* _THE PROBLEM_:
Reproduce each of the items below word for word, but leave out the pictures.

** begin **

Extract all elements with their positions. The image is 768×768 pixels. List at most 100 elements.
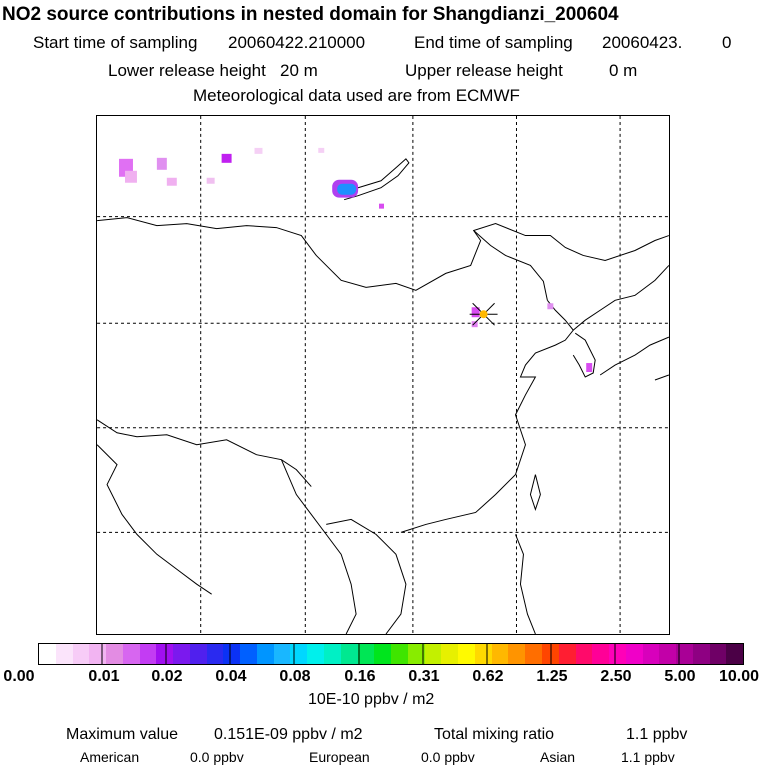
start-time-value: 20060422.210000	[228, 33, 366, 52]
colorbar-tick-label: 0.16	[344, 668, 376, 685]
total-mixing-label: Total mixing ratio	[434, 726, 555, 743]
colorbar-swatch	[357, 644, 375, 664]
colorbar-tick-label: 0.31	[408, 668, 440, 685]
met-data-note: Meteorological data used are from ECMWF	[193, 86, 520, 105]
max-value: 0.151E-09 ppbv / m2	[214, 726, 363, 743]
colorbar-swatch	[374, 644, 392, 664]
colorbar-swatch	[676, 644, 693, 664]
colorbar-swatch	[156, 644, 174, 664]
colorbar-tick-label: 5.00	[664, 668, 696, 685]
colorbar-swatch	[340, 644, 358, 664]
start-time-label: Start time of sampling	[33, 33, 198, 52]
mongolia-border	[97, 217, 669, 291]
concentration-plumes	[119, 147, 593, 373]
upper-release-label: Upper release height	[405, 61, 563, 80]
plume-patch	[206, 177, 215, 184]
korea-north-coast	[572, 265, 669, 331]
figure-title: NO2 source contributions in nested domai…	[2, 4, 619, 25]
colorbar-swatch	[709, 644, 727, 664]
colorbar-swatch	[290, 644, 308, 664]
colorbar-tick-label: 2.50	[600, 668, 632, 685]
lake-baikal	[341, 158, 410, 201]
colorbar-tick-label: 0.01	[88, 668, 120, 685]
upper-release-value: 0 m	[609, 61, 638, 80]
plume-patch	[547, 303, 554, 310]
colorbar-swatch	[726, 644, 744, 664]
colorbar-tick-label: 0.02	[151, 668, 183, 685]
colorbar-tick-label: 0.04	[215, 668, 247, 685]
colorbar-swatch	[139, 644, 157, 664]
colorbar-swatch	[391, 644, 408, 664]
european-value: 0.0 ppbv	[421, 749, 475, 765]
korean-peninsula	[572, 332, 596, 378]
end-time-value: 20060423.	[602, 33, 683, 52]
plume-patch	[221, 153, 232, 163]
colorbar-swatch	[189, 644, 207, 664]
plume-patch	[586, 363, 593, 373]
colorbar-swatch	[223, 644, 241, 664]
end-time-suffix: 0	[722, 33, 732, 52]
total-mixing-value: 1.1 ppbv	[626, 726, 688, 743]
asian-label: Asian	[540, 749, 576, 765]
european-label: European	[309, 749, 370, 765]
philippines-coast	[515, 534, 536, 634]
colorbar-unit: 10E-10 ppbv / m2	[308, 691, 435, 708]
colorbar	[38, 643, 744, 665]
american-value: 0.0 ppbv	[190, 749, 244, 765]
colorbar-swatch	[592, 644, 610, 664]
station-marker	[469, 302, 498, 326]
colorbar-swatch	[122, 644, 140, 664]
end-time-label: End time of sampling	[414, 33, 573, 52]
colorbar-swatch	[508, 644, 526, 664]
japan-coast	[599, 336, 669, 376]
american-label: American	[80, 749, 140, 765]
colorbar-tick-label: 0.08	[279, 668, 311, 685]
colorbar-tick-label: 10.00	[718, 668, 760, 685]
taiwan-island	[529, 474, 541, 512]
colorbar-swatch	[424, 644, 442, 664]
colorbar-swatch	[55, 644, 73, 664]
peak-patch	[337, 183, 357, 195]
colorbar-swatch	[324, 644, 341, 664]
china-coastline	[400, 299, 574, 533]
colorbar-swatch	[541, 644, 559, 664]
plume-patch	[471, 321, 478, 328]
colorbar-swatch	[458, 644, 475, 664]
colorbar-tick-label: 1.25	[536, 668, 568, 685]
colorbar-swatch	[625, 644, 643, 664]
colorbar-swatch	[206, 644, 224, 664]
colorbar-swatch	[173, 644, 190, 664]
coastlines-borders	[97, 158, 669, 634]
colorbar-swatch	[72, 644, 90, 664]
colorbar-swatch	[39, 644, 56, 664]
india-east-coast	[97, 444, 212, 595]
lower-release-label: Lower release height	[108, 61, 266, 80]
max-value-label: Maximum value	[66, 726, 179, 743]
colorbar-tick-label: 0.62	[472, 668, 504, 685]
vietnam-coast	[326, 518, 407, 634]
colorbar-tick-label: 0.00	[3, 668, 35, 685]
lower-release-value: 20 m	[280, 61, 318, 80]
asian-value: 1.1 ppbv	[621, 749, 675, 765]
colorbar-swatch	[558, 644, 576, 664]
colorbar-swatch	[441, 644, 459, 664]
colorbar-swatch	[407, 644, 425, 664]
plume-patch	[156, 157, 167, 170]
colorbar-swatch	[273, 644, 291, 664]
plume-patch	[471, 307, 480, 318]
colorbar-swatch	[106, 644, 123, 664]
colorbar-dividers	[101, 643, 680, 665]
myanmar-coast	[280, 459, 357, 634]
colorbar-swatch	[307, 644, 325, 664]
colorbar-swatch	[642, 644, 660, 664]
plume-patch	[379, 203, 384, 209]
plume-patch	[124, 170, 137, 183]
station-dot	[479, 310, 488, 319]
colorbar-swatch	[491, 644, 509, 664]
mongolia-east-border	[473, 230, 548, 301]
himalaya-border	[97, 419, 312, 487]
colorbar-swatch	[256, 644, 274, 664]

** end **

* _RESULT OF THE TASK_:
Extract all elements with their positions. The image is 768×768 pixels. List at most 100 elements.
start-time-value: 20060422.210000	[228, 33, 366, 52]
colorbar-tick-label: 0.16	[344, 668, 376, 685]
total-mixing-label: Total mixing ratio	[434, 726, 555, 743]
colorbar-swatch	[357, 644, 375, 664]
colorbar-tick-label: 0.31	[408, 668, 440, 685]
met-data-note: Meteorological data used are from ECMWF	[193, 86, 520, 105]
max-value: 0.151E-09 ppbv / m2	[214, 726, 363, 743]
colorbar-swatch	[374, 644, 392, 664]
colorbar-swatch	[676, 644, 693, 664]
colorbar-swatch	[156, 644, 174, 664]
colorbar-tick-label: 5.00	[664, 668, 696, 685]
colorbar-swatch	[340, 644, 358, 664]
start-time-label: Start time of sampling	[33, 33, 198, 52]
mongolia-border	[97, 217, 669, 291]
concentration-plumes	[119, 147, 593, 373]
upper-release-label: Upper release height	[405, 61, 563, 80]
plume-patch	[206, 177, 215, 184]
korea-north-coast	[572, 265, 669, 331]
figure-title: NO2 source contributions in nested domai…	[2, 4, 619, 25]
colorbar-swatch	[709, 644, 727, 664]
colorbar-swatch	[290, 644, 308, 664]
colorbar-tick-label: 2.50	[600, 668, 632, 685]
lake-baikal	[341, 158, 410, 201]
colorbar-tick-label: 0.01	[88, 668, 120, 685]
upper-release-value: 0 m	[609, 61, 638, 80]
plume-patch	[547, 303, 554, 310]
colorbar-swatch	[726, 644, 744, 664]
colorbar-tick-label: 0.02	[151, 668, 183, 685]
colorbar-tick-label: 0.04	[215, 668, 247, 685]
colorbar-swatch	[139, 644, 157, 664]
colorbar-swatch	[391, 644, 408, 664]
european-value: 0.0 ppbv	[421, 749, 475, 765]
korean-peninsula	[572, 332, 596, 378]
end-time-value: 20060423.	[602, 33, 683, 52]
plume-patch	[221, 153, 232, 163]
colorbar-swatch	[189, 644, 207, 664]
plume-patch	[586, 363, 593, 373]
colorbar-swatch	[223, 644, 241, 664]
end-time-suffix: 0	[722, 33, 732, 52]
total-mixing-value: 1.1 ppbv	[626, 726, 688, 743]
asian-label: Asian	[540, 749, 576, 765]
european-label: European	[309, 749, 370, 765]
philippines-coast	[515, 534, 536, 634]
colorbar-unit: 10E-10 ppbv / m2	[308, 691, 435, 708]
colorbar	[38, 643, 744, 665]
american-value: 0.0 ppbv	[190, 749, 244, 765]
colorbar-swatch	[592, 644, 610, 664]
station-marker	[469, 302, 498, 326]
colorbar-swatch	[122, 644, 140, 664]
end-time-label: End time of sampling	[414, 33, 573, 52]
colorbar-swatch	[508, 644, 526, 664]
japan-coast	[599, 336, 669, 376]
american-label: American	[80, 749, 140, 765]
colorbar-tick-label: 0.08	[279, 668, 311, 685]
colorbar-tick-label: 10.00	[718, 668, 760, 685]
taiwan-island	[529, 474, 541, 512]
colorbar-swatch	[424, 644, 442, 664]
colorbar-swatch	[55, 644, 73, 664]
peak-patch	[337, 183, 357, 195]
colorbar-swatch	[324, 644, 341, 664]
china-coastline	[400, 299, 574, 533]
colorbar-swatch	[541, 644, 559, 664]
plume-patch	[471, 321, 478, 328]
colorbar-swatch	[458, 644, 475, 664]
colorbar-tick-label: 1.25	[536, 668, 568, 685]
colorbar-swatch	[625, 644, 643, 664]
colorbar-swatch	[206, 644, 224, 664]
colorbar-swatch	[173, 644, 190, 664]
coastlines-borders	[97, 158, 669, 634]
colorbar-swatch	[72, 644, 90, 664]
colorbar-swatch	[39, 644, 56, 664]
india-east-coast	[97, 444, 212, 595]
lower-release-label: Lower release height	[108, 61, 266, 80]
max-value-label: Maximum value	[66, 726, 179, 743]
colorbar-tick-label: 0.62	[472, 668, 504, 685]
vietnam-coast	[326, 518, 407, 634]
colorbar-tick-label: 0.00	[3, 668, 35, 685]
lower-release-value: 20 m	[280, 61, 318, 80]
asian-value: 1.1 ppbv	[621, 749, 675, 765]
colorbar-swatch	[558, 644, 576, 664]
colorbar-swatch	[441, 644, 459, 664]
colorbar-swatch	[407, 644, 425, 664]
plume-patch	[156, 157, 167, 170]
colorbar-swatch	[273, 644, 291, 664]
plume-patch	[471, 307, 480, 318]
colorbar-swatch	[106, 644, 123, 664]
colorbar-dividers	[101, 643, 680, 665]
myanmar-coast	[280, 459, 357, 634]
colorbar-swatch	[307, 644, 325, 664]
colorbar-swatch	[642, 644, 660, 664]
plume-patch	[379, 203, 384, 209]
plume-patch	[124, 170, 137, 183]
station-dot	[479, 310, 488, 319]
colorbar-swatch	[491, 644, 509, 664]
mongolia-east-border	[473, 230, 548, 301]
himalaya-border	[97, 419, 312, 487]
colorbar-swatch	[256, 644, 274, 664]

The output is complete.